Write out the listing in full, matching it word for word.
— Start —
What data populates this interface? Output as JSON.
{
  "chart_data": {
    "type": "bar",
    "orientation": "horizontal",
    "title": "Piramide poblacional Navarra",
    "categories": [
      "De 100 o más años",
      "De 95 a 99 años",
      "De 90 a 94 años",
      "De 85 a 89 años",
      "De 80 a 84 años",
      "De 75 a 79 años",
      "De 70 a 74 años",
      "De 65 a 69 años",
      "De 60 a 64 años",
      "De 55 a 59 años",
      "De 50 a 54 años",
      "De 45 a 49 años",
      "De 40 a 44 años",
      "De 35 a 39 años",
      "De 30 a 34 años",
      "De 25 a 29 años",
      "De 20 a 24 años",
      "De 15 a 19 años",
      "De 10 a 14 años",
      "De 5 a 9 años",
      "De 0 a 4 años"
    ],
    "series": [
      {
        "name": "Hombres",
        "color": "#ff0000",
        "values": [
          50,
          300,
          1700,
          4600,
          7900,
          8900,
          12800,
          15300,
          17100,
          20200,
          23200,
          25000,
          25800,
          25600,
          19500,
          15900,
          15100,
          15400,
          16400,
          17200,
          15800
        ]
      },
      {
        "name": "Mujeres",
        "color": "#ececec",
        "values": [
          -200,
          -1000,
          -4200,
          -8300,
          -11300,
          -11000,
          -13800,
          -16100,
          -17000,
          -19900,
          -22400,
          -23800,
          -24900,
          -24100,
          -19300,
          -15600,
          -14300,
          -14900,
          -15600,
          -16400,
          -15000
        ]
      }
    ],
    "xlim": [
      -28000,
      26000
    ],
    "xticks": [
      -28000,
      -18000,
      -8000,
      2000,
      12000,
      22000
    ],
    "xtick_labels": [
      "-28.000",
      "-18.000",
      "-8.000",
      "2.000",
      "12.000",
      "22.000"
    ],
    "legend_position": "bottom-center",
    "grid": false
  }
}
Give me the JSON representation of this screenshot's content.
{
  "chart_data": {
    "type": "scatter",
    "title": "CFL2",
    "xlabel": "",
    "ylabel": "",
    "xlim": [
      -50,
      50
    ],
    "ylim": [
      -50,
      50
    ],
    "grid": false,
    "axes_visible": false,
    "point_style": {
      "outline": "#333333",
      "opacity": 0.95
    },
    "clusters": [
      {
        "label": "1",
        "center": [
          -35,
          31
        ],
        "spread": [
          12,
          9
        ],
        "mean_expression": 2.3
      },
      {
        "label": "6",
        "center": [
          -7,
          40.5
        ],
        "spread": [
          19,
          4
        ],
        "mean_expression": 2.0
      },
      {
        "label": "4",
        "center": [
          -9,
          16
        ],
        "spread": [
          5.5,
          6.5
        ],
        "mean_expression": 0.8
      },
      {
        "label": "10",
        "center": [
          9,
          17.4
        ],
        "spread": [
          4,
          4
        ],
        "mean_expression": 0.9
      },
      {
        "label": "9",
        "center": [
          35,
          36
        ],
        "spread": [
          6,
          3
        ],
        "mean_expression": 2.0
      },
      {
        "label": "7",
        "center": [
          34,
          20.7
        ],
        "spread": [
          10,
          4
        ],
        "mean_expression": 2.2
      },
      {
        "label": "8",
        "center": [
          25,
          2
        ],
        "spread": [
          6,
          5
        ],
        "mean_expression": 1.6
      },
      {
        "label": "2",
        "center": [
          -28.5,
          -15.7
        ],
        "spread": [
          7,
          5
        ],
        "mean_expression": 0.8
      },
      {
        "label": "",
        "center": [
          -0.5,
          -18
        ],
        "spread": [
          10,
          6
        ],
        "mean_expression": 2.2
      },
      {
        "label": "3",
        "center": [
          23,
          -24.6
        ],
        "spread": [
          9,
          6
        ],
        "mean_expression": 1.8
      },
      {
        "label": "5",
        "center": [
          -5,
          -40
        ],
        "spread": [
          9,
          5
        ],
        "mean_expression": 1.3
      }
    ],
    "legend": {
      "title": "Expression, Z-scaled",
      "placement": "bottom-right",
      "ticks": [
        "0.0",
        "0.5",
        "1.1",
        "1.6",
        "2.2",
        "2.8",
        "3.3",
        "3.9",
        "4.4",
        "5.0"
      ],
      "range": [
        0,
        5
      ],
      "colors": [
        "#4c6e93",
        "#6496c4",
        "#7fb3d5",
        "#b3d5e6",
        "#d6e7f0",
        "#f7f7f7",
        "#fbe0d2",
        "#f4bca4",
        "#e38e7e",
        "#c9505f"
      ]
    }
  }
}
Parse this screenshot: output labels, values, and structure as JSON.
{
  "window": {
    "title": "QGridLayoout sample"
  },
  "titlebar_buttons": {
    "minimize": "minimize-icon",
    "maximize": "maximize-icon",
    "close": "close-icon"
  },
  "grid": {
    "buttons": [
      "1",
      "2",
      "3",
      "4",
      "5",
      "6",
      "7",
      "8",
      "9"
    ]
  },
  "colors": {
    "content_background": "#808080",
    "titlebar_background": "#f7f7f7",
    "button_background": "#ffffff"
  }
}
— End —
Solution below:
What data populates this interface? Output as JSON.
{
  "chart_data": {
    "type": "bar",
    "orientation": "horizontal",
    "title": "Piramide poblacional Navarra",
    "categories": [
      "De 100 o más años",
      "De 95 a 99 años",
      "De 90 a 94 años",
      "De 85 a 89 años",
      "De 80 a 84 años",
      "De 75 a 79 años",
      "De 70 a 74 años",
      "De 65 a 69 años",
      "De 60 a 64 años",
      "De 55 a 59 años",
      "De 50 a 54 años",
      "De 45 a 49 años",
      "De 40 a 44 años",
      "De 35 a 39 años",
      "De 30 a 34 años",
      "De 25 a 29 años",
      "De 20 a 24 años",
      "De 15 a 19 años",
      "De 10 a 14 años",
      "De 5 a 9 años",
      "De 0 a 4 años"
    ],
    "series": [
      {
        "name": "Hombres",
        "color": "#ff0000",
        "values": [
          50,
          300,
          1700,
          4600,
          7900,
          8900,
          12800,
          15300,
          17100,
          20200,
          23200,
          25000,
          25800,
          25600,
          19500,
          15900,
          15100,
          15400,
          16400,
          17200,
          15800
        ]
      },
      {
        "name": "Mujeres",
        "color": "#ececec",
        "values": [
          -200,
          -1000,
          -4200,
          -8300,
          -11300,
          -11000,
          -13800,
          -16100,
          -17000,
          -19900,
          -22400,
          -23800,
          -24900,
          -24100,
          -19300,
          -15600,
          -14300,
          -14900,
          -15600,
          -16400,
          -15000
        ]
      }
    ],
    "xlim": [
      -28000,
      26000
    ],
    "xticks": [
      -28000,
      -18000,
      -8000,
      2000,
      12000,
      22000
    ],
    "xtick_labels": [
      "-28.000",
      "-18.000",
      "-8.000",
      "2.000",
      "12.000",
      "22.000"
    ],
    "legend_position": "bottom-center",
    "grid": false
  }
}
Give me the JSON representation of this screenshot's content.
{
  "chart_data": {
    "type": "scatter",
    "title": "CFL2",
    "xlabel": "",
    "ylabel": "",
    "xlim": [
      -50,
      50
    ],
    "ylim": [
      -50,
      50
    ],
    "grid": false,
    "axes_visible": false,
    "point_style": {
      "outline": "#333333",
      "opacity": 0.95
    },
    "clusters": [
      {
        "label": "1",
        "center": [
          -35,
          31
        ],
        "spread": [
          12,
          9
        ],
        "mean_expression": 2.3
      },
      {
        "label": "6",
        "center": [
          -7,
          40.5
        ],
        "spread": [
          19,
          4
        ],
        "mean_expression": 2.0
      },
      {
        "label": "4",
        "center": [
          -9,
          16
        ],
        "spread": [
          5.5,
          6.5
        ],
        "mean_expression": 0.8
      },
      {
        "label": "10",
        "center": [
          9,
          17.4
        ],
        "spread": [
          4,
          4
        ],
        "mean_expression": 0.9
      },
      {
        "label": "9",
        "center": [
          35,
          36
        ],
        "spread": [
          6,
          3
        ],
        "mean_expression": 2.0
      },
      {
        "label": "7",
        "center": [
          34,
          20.7
        ],
        "spread": [
          10,
          4
        ],
        "mean_expression": 2.2
      },
      {
        "label": "8",
        "center": [
          25,
          2
        ],
        "spread": [
          6,
          5
        ],
        "mean_expression": 1.6
      },
      {
        "label": "2",
        "center": [
          -28.5,
          -15.7
        ],
        "spread": [
          7,
          5
        ],
        "mean_expression": 0.8
      },
      {
        "label": "",
        "center": [
          -0.5,
          -18
        ],
        "spread": [
          10,
          6
        ],
        "mean_expression": 2.2
      },
      {
        "label": "3",
        "center": [
          23,
          -24.6
        ],
        "spread": [
          9,
          6
        ],
        "mean_expression": 1.8
      },
      {
        "label": "5",
        "center": [
          -5,
          -40
        ],
        "spread": [
          9,
          5
        ],
        "mean_expression": 1.3
      }
    ],
    "legend": {
      "title": "Expression, Z-scaled",
      "placement": "bottom-right",
      "ticks": [
        "0.0",
        "0.5",
        "1.1",
        "1.6",
        "2.2",
        "2.8",
        "3.3",
        "3.9",
        "4.4",
        "5.0"
      ],
      "range": [
        0,
        5
      ],
      "colors": [
        "#4c6e93",
        "#6496c4",
        "#7fb3d5",
        "#b3d5e6",
        "#d6e7f0",
        "#f7f7f7",
        "#fbe0d2",
        "#f4bca4",
        "#e38e7e",
        "#c9505f"
      ]
    }
  }
}
Parse this screenshot: output labels, values, and structure as JSON.
{
  "window": {
    "title": "QGridLayoout sample"
  },
  "titlebar_buttons": {
    "minimize": "minimize-icon",
    "maximize": "maximize-icon",
    "close": "close-icon"
  },
  "grid": {
    "buttons": [
      "1",
      "2",
      "3",
      "4",
      "5",
      "6",
      "7",
      "8",
      "9"
    ]
  },
  "colors": {
    "content_background": "#808080",
    "titlebar_background": "#f7f7f7",
    "button_background": "#ffffff"
  }
}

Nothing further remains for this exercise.